MATERIAL TO PROCESS:
* * * * * * *
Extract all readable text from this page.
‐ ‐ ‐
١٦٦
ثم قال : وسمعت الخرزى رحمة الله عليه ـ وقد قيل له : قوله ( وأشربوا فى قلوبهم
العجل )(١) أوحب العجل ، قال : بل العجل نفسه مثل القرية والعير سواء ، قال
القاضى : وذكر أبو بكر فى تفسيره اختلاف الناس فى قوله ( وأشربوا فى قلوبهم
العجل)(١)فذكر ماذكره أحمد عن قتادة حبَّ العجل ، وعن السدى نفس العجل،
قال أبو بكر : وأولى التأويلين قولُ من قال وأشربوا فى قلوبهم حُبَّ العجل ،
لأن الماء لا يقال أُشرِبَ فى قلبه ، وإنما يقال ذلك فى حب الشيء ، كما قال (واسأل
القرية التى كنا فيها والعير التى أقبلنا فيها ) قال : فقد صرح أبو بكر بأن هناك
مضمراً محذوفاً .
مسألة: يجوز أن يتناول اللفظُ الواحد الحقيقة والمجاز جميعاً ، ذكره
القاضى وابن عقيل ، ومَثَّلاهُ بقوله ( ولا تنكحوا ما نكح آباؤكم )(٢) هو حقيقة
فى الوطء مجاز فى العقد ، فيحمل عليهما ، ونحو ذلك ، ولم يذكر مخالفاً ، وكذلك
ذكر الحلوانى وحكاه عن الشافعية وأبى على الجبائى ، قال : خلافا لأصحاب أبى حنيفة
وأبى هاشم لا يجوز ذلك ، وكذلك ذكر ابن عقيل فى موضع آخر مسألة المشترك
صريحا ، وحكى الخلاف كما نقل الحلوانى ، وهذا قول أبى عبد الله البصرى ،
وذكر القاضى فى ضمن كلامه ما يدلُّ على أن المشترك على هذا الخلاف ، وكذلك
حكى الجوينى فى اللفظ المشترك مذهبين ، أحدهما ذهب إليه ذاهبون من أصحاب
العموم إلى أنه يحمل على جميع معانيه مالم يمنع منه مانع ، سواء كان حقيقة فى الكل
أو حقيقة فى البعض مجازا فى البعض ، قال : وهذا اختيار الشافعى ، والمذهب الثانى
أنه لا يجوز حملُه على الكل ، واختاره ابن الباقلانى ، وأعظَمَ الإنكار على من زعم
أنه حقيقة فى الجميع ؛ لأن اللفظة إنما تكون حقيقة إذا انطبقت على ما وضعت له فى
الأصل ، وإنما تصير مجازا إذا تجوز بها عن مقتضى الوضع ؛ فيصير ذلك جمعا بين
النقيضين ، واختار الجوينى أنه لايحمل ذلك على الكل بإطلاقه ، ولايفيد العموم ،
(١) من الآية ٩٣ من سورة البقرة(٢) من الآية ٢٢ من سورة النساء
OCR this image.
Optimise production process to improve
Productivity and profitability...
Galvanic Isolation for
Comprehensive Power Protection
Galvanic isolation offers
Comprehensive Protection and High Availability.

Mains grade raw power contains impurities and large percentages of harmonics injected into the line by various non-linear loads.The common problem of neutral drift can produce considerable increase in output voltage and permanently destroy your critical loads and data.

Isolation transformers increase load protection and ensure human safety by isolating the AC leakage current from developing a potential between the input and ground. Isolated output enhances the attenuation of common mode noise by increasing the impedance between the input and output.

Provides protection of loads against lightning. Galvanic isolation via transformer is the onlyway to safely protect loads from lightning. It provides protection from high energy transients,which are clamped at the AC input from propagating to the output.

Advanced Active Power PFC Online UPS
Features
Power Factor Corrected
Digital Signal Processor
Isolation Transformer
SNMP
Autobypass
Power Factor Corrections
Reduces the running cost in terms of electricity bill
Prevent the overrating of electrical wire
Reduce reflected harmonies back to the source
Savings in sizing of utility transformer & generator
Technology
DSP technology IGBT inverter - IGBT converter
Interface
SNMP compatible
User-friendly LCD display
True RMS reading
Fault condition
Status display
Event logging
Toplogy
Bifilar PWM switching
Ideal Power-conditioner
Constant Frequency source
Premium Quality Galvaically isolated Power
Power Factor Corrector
* * * * * * *
WHAT IS ASKED: All lines of the data above that include the word "والعير" must be shown.

EXERCISE ANSWER:
العجل )(١) أوحب العجل ، قال : بل العجل نفسه مثل القرية والعير سواء ، قال
القرية التى كنا فيها والعير التى أقبلنا فيها ) قال : فقد صرح أبو بكر بأن هناك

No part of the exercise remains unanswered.